**Exercise brief**
Would it be possible to write out each entry below exactly, without the pictures?

**Data provided**
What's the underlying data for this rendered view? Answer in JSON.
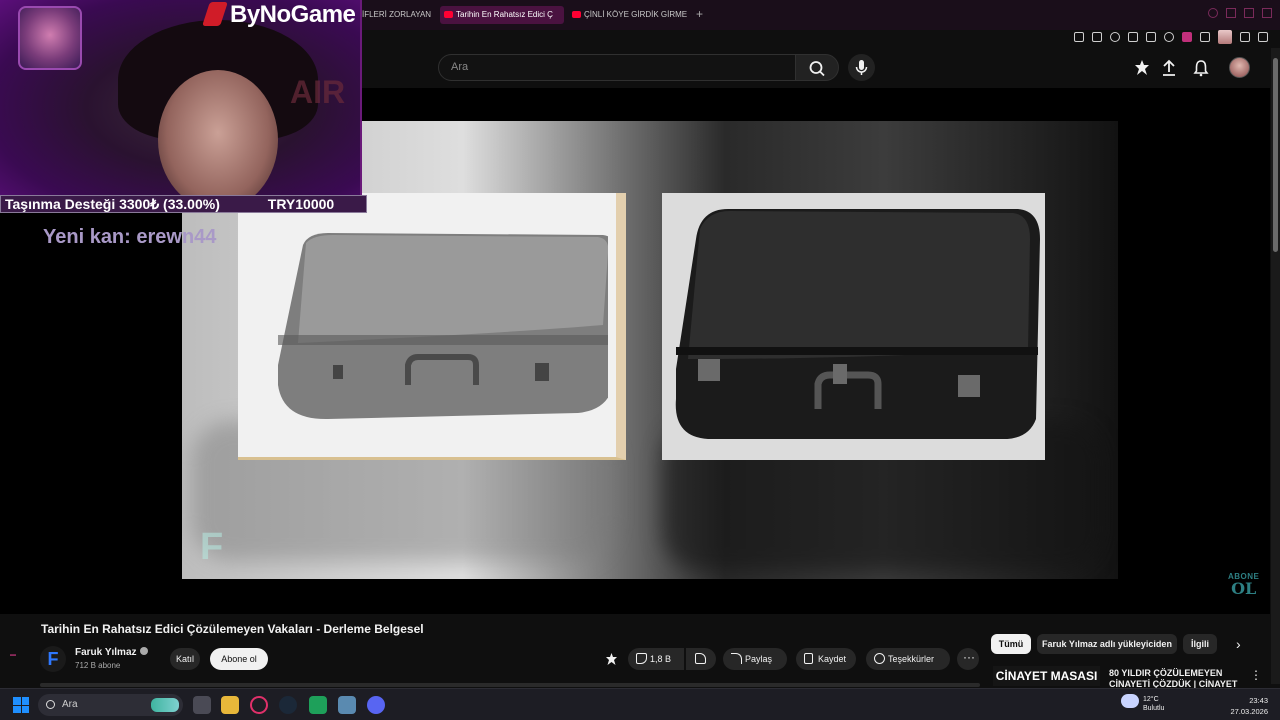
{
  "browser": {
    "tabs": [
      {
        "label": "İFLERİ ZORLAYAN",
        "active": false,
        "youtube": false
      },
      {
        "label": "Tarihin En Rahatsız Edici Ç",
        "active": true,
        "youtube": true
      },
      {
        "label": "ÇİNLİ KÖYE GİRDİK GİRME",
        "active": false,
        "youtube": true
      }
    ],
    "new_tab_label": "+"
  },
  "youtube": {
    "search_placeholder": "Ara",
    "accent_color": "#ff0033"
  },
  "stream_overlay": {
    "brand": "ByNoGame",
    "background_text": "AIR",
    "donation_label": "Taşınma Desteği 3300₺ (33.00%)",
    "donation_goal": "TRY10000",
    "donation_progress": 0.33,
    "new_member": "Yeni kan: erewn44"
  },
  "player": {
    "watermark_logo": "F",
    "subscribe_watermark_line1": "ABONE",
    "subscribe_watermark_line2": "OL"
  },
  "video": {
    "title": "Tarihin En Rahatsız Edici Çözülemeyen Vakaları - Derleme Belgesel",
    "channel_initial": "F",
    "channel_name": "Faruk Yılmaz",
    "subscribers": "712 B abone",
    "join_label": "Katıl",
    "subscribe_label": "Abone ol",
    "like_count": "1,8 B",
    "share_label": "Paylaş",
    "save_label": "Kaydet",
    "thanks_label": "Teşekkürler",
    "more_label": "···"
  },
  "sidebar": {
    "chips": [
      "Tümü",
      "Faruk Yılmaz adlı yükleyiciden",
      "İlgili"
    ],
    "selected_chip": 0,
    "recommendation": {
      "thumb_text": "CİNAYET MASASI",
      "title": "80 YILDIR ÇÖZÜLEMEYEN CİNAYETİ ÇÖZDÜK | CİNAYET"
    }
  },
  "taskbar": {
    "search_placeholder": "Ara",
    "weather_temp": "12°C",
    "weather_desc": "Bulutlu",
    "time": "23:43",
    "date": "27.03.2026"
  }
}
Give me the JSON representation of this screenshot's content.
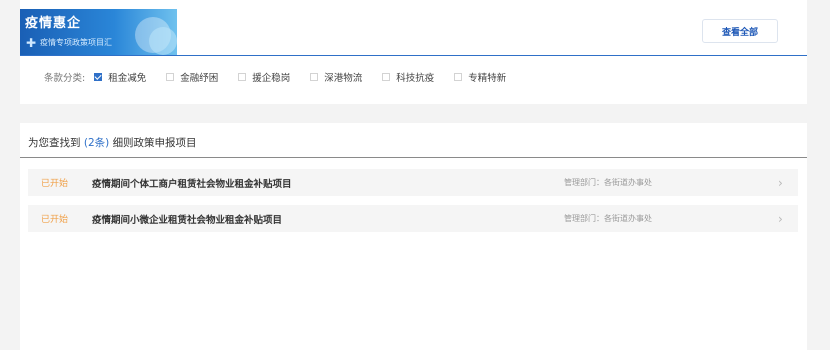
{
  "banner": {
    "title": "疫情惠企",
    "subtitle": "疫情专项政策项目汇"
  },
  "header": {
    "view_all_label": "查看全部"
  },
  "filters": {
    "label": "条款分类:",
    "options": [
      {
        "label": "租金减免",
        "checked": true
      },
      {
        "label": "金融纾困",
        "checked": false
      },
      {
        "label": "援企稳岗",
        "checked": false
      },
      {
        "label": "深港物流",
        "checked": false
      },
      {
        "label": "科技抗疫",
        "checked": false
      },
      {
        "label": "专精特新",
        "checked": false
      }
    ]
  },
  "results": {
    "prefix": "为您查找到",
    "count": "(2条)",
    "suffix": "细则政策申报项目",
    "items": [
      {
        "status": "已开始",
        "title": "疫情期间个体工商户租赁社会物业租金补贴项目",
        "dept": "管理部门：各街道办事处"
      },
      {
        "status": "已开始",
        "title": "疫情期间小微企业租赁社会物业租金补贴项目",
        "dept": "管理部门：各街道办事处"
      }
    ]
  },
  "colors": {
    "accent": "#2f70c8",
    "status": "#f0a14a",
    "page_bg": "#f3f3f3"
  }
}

**The solution**
What's the underlying data for this rendered view? Answer in JSON.
{
  "browser": {
    "tabs": [
      {
        "label": "İFLERİ ZORLAYAN",
        "active": false,
        "youtube": false
      },
      {
        "label": "Tarihin En Rahatsız Edici Ç",
        "active": true,
        "youtube": true
      },
      {
        "label": "ÇİNLİ KÖYE GİRDİK GİRME",
        "active": false,
        "youtube": true
      }
    ],
    "new_tab_label": "+"
  },
  "youtube": {
    "search_placeholder": "Ara",
    "accent_color": "#ff0033"
  },
  "stream_overlay": {
    "brand": "ByNoGame",
    "background_text": "AIR",
    "donation_label": "Taşınma Desteği 3300₺ (33.00%)",
    "donation_goal": "TRY10000",
    "donation_progress": 0.33,
    "new_member": "Yeni kan: erewn44"
  },
  "player": {
    "watermark_logo": "F",
    "subscribe_watermark_line1": "ABONE",
    "subscribe_watermark_line2": "OL"
  },
  "video": {
    "title": "Tarihin En Rahatsız Edici Çözülemeyen Vakaları - Derleme Belgesel",
    "channel_initial": "F",
    "channel_name": "Faruk Yılmaz",
    "subscribers": "712 B abone",
    "join_label": "Katıl",
    "subscribe_label": "Abone ol",
    "like_count": "1,8 B",
    "share_label": "Paylaş",
    "save_label": "Kaydet",
    "thanks_label": "Teşekkürler",
    "more_label": "···"
  },
  "sidebar": {
    "chips": [
      "Tümü",
      "Faruk Yılmaz adlı yükleyiciden",
      "İlgili"
    ],
    "selected_chip": 0,
    "recommendation": {
      "thumb_text": "CİNAYET MASASI",
      "title": "80 YILDIR ÇÖZÜLEMEYEN CİNAYETİ ÇÖZDÜK | CİNAYET"
    }
  },
  "taskbar": {
    "search_placeholder": "Ara",
    "weather_temp": "12°C",
    "weather_desc": "Bulutlu",
    "time": "23:43",
    "date": "27.03.2026"
  }
}
Give me the JSON representation of this screenshot's content.
{
  "banner": {
    "title": "疫情惠企",
    "subtitle": "疫情专项政策项目汇"
  },
  "header": {
    "view_all_label": "查看全部"
  },
  "filters": {
    "label": "条款分类:",
    "options": [
      {
        "label": "租金减免",
        "checked": true
      },
      {
        "label": "金融纾困",
        "checked": false
      },
      {
        "label": "援企稳岗",
        "checked": false
      },
      {
        "label": "深港物流",
        "checked": false
      },
      {
        "label": "科技抗疫",
        "checked": false
      },
      {
        "label": "专精特新",
        "checked": false
      }
    ]
  },
  "results": {
    "prefix": "为您查找到",
    "count": "(2条)",
    "suffix": "细则政策申报项目",
    "items": [
      {
        "status": "已开始",
        "title": "疫情期间个体工商户租赁社会物业租金补贴项目",
        "dept": "管理部门：各街道办事处"
      },
      {
        "status": "已开始",
        "title": "疫情期间小微企业租赁社会物业租金补贴项目",
        "dept": "管理部门：各街道办事处"
      }
    ]
  },
  "colors": {
    "accent": "#2f70c8",
    "status": "#f0a14a",
    "page_bg": "#f3f3f3"
  }
}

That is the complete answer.